→ **TASK DESCRIPTION**
Copy out all lines carrying the word "Brugensis".
==== SUPPLIED RECORDS ====
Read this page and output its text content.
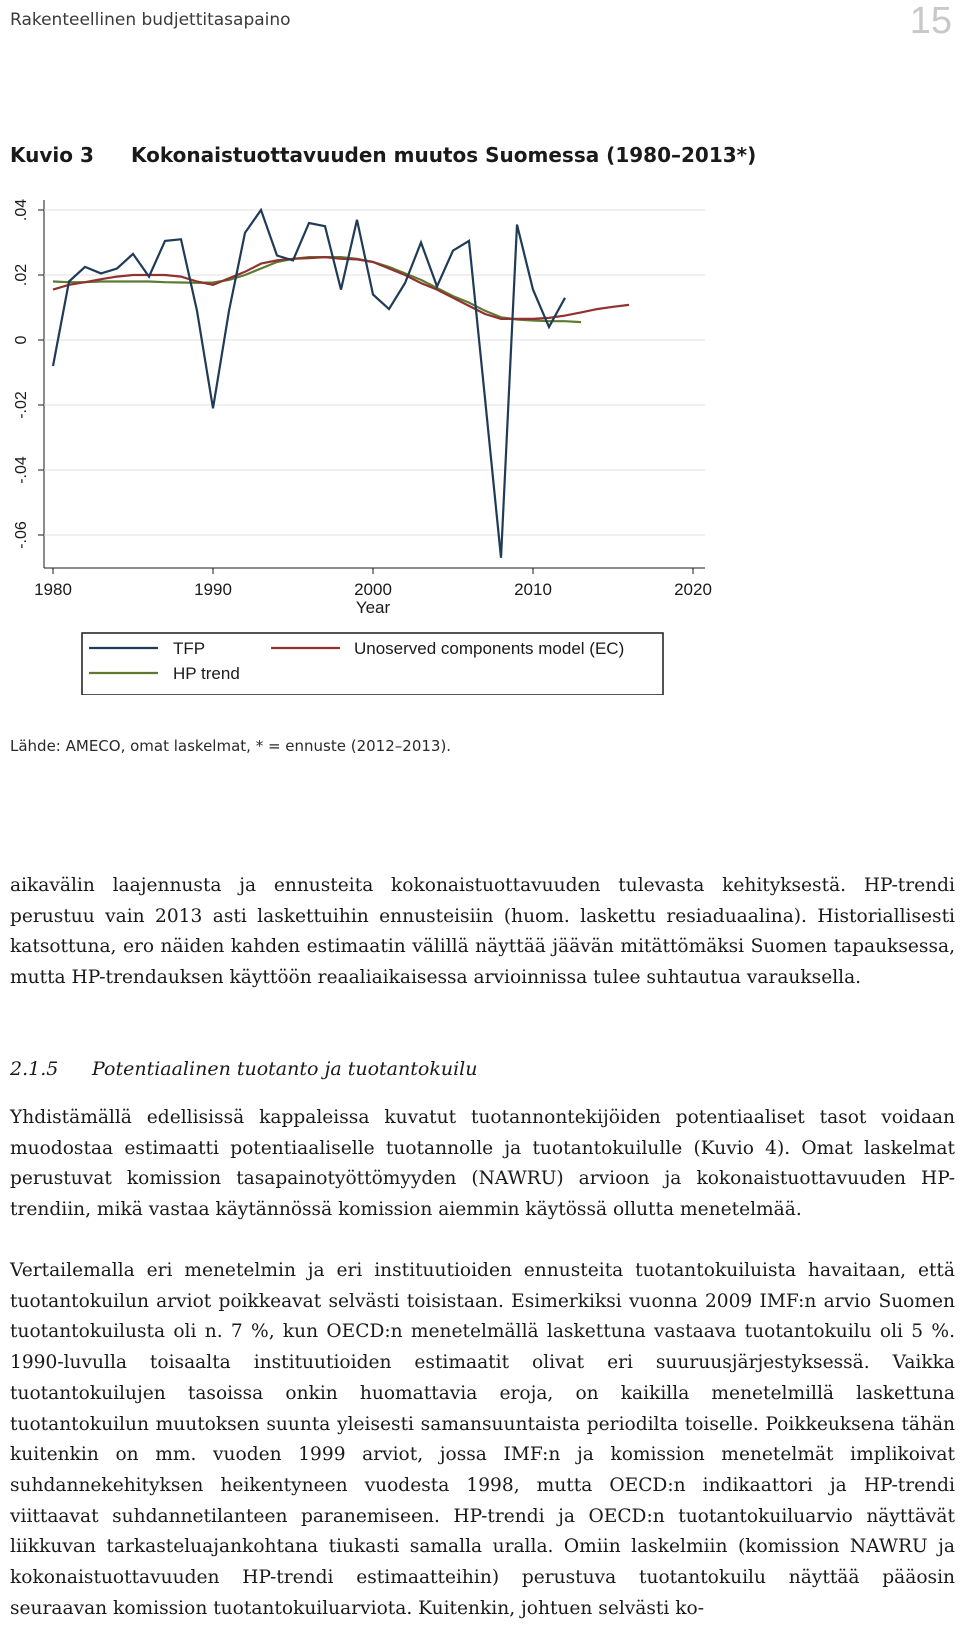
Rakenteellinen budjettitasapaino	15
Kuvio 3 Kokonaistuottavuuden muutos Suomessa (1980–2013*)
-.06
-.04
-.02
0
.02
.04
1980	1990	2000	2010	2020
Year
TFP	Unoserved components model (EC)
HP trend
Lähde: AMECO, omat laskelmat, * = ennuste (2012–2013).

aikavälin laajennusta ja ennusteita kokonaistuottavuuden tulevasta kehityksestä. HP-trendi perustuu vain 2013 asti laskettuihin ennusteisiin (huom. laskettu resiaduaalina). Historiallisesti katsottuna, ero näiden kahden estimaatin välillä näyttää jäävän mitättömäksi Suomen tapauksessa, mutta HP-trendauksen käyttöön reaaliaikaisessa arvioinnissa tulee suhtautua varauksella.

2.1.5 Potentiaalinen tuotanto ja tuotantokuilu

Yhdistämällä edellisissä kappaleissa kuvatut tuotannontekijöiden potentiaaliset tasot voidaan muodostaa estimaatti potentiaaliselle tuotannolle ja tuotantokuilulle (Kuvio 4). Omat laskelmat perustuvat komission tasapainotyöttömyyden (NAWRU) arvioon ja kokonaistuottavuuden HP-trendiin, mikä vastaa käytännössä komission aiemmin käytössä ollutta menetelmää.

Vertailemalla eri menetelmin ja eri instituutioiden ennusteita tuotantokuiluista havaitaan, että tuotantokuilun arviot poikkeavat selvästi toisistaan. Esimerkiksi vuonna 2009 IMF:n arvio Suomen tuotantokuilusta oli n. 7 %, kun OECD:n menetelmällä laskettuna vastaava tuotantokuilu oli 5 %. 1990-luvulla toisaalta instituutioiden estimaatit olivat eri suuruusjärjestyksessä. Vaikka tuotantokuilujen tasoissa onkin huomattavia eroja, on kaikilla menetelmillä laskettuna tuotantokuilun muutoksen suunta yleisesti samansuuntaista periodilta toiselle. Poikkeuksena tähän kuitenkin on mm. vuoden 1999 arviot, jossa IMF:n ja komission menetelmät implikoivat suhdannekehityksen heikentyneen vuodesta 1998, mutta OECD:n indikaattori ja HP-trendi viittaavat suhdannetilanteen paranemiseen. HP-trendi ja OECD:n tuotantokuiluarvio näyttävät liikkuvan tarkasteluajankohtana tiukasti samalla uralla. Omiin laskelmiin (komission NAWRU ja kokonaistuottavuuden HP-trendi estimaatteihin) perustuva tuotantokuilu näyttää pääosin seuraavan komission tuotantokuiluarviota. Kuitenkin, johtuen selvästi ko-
====
==== SUPPLIED RECORDS ====
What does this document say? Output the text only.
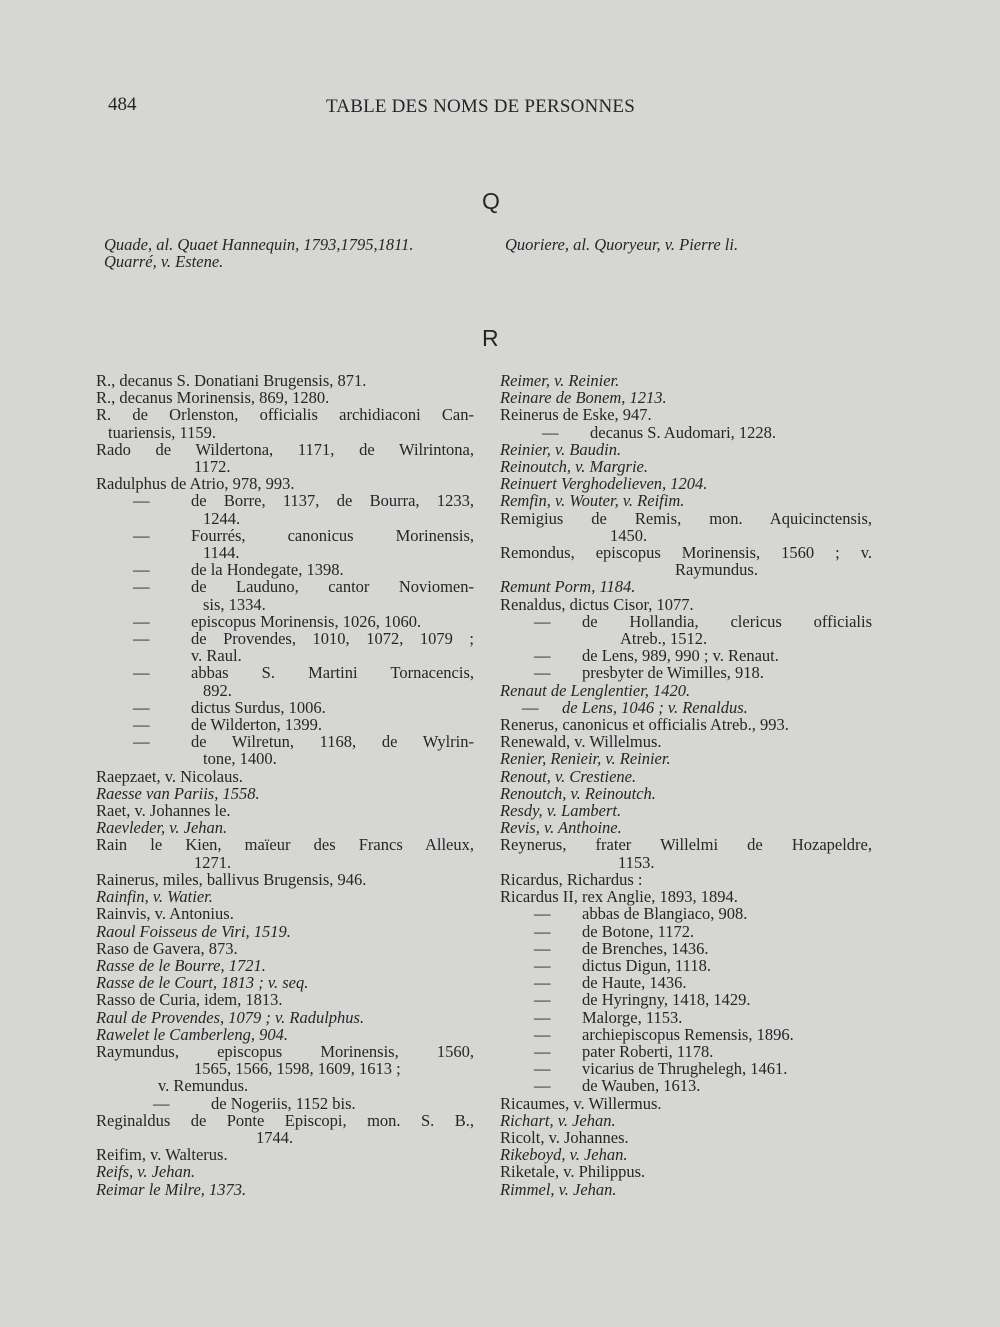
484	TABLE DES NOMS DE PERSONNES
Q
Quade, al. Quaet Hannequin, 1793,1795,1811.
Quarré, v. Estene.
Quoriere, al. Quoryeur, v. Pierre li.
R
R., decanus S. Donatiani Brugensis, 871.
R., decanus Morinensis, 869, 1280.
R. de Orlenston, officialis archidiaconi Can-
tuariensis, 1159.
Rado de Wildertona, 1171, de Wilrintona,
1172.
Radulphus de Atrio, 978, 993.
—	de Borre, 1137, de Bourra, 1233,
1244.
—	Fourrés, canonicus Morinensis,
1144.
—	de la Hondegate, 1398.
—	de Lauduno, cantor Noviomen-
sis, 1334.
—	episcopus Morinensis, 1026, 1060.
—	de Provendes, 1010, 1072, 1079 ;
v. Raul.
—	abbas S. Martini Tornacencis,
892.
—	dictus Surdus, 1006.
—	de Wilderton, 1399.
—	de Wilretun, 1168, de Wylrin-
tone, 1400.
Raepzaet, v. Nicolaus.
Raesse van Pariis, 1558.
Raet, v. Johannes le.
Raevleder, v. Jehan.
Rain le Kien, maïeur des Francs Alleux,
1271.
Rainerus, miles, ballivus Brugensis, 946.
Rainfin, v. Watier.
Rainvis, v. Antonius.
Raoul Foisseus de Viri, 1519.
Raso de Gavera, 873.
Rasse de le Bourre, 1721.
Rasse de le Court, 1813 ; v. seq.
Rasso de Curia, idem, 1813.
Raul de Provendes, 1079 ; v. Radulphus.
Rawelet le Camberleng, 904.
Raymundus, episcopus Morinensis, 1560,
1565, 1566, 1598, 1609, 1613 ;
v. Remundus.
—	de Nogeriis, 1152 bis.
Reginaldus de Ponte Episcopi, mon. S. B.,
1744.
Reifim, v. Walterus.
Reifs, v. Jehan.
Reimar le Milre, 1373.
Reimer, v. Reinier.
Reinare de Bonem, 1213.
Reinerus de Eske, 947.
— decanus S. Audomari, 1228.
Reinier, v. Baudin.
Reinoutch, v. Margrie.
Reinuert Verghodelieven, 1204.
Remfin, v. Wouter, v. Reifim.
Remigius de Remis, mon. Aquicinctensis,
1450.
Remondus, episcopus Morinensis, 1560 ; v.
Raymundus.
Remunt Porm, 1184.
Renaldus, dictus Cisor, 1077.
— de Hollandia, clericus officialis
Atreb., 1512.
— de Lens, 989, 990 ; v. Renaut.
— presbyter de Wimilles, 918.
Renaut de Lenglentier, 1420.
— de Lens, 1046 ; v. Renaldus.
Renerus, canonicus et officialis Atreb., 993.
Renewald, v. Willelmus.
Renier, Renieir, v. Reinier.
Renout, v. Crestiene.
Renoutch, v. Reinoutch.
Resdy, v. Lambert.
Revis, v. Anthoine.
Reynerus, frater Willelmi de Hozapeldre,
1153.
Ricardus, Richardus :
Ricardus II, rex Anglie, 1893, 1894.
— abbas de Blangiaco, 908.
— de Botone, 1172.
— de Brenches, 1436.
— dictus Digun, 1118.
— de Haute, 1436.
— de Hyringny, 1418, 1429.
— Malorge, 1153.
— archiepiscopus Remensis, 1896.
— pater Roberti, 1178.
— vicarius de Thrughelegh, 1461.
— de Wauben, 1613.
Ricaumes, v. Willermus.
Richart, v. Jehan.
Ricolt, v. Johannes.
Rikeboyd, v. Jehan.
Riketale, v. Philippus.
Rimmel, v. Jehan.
====
→ **REPLY TO THE EXERCISE**
R., decanus S. Donatiani Brugensis, 871.
Rainerus, miles, ballivus Brugensis, 946.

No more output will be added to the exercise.